### REQUIREMENTS
Write only the number of lines holding the string "реализацию".
╭─ EXTRACTED DATA
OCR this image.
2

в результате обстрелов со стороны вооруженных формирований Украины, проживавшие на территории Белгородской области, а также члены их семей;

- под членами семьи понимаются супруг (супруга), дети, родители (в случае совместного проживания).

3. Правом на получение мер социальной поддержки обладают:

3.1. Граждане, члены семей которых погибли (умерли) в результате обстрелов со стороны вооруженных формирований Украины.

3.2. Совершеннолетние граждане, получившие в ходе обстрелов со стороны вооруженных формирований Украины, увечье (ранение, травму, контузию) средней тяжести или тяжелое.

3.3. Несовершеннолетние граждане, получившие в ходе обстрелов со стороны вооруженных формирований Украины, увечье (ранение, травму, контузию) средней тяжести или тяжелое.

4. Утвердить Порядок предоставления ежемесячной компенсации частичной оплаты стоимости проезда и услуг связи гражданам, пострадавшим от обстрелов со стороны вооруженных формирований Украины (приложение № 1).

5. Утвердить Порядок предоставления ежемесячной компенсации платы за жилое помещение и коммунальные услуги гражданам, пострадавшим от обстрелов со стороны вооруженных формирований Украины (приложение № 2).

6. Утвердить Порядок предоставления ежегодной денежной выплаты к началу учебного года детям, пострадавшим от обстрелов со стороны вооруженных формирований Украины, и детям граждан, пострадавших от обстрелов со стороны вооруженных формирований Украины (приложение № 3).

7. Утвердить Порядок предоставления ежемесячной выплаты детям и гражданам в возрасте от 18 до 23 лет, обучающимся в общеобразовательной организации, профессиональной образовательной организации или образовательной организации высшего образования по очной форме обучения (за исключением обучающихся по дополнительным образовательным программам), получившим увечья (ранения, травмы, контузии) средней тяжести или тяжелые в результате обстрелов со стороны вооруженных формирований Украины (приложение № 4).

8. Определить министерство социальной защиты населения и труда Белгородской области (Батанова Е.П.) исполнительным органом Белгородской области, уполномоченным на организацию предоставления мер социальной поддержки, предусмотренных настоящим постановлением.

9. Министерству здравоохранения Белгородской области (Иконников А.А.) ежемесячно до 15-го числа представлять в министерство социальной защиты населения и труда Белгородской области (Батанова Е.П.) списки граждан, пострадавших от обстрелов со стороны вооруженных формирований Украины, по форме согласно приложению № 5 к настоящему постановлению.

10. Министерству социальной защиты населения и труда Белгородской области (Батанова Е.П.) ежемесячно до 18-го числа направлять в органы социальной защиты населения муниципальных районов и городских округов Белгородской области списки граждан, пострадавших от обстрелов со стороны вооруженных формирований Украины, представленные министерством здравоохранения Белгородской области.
╰─
╭─ EXTRACTED DATA
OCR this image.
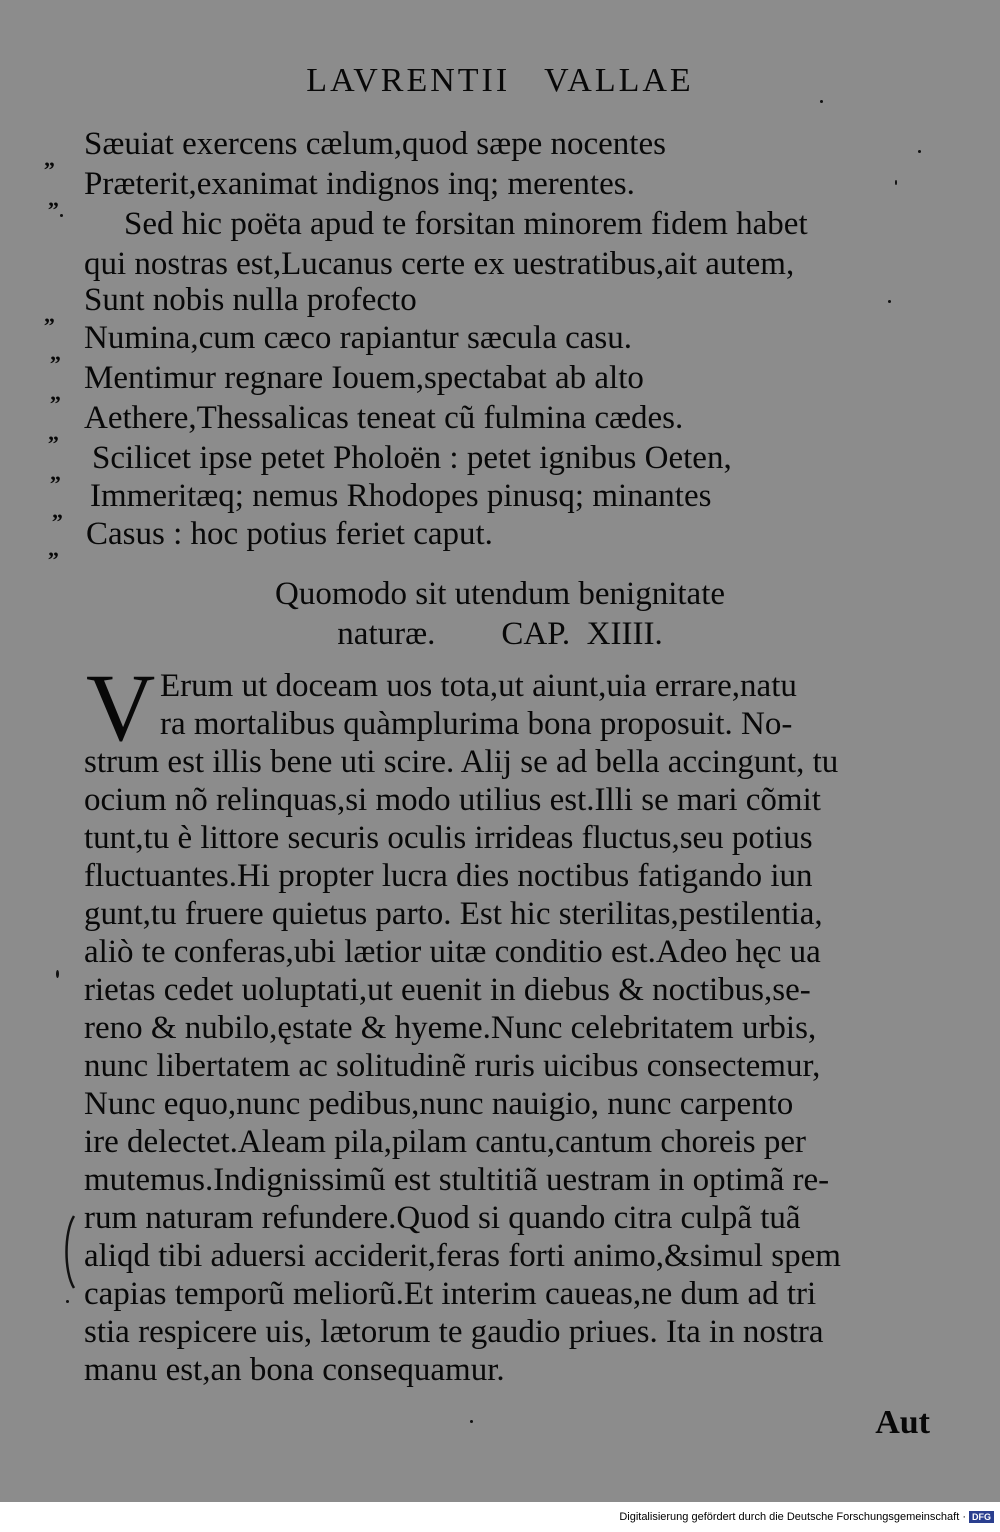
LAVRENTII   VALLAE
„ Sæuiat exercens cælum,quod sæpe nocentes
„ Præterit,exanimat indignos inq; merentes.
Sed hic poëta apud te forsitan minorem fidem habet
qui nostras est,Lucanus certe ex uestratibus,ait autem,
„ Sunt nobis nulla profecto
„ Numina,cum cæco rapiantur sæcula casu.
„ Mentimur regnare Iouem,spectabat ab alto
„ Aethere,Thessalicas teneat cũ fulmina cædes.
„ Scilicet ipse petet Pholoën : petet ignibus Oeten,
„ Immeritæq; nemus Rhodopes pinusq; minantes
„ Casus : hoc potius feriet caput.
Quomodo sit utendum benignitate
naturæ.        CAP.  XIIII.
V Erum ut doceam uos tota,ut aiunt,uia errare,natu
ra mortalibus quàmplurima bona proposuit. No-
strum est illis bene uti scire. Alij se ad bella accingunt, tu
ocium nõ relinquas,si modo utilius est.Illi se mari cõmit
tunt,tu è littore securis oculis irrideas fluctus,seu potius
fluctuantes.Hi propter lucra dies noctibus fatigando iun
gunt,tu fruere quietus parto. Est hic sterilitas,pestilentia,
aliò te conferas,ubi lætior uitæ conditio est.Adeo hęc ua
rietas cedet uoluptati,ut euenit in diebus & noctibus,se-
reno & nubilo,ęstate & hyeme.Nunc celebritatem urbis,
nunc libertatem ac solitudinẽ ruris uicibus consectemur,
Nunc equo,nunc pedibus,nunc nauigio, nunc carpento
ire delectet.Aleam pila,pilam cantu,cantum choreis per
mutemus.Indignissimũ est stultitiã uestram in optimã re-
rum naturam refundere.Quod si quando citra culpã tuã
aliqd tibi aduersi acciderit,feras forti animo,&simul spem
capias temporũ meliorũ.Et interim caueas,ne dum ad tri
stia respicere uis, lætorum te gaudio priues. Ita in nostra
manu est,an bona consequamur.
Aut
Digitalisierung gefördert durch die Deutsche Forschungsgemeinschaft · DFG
╰─
╭─ EXTRACTED DATA
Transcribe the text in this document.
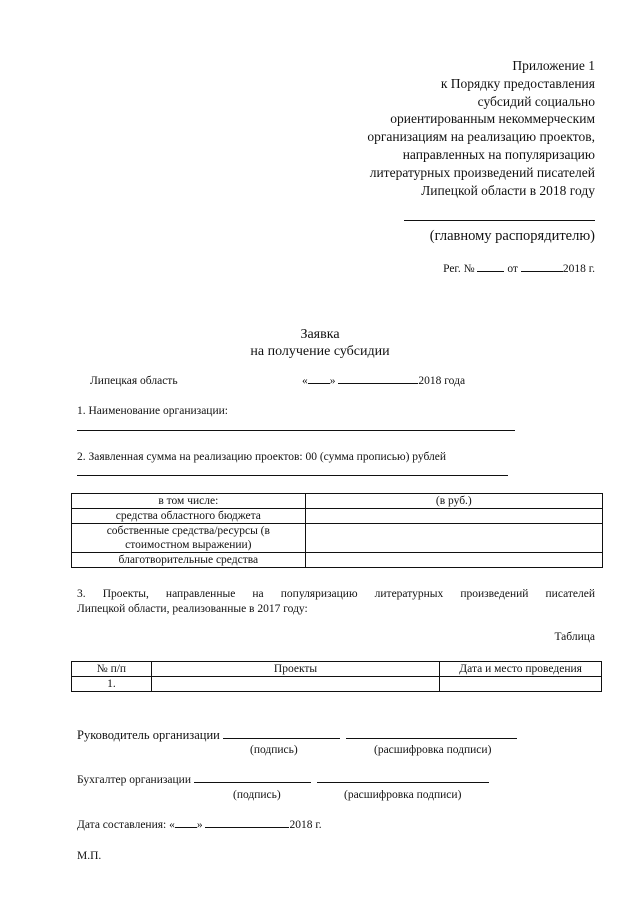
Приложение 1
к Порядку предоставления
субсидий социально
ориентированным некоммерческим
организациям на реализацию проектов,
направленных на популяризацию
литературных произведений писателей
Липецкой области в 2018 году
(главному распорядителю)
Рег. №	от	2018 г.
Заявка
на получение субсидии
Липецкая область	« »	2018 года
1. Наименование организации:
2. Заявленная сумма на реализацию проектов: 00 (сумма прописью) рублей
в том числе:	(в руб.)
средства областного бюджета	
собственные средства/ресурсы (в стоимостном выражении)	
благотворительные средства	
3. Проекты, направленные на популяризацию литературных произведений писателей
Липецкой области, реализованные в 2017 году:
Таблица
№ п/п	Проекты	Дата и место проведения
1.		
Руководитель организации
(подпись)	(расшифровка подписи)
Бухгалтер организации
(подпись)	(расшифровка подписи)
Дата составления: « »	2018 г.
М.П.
╰─
### THE RESULT
2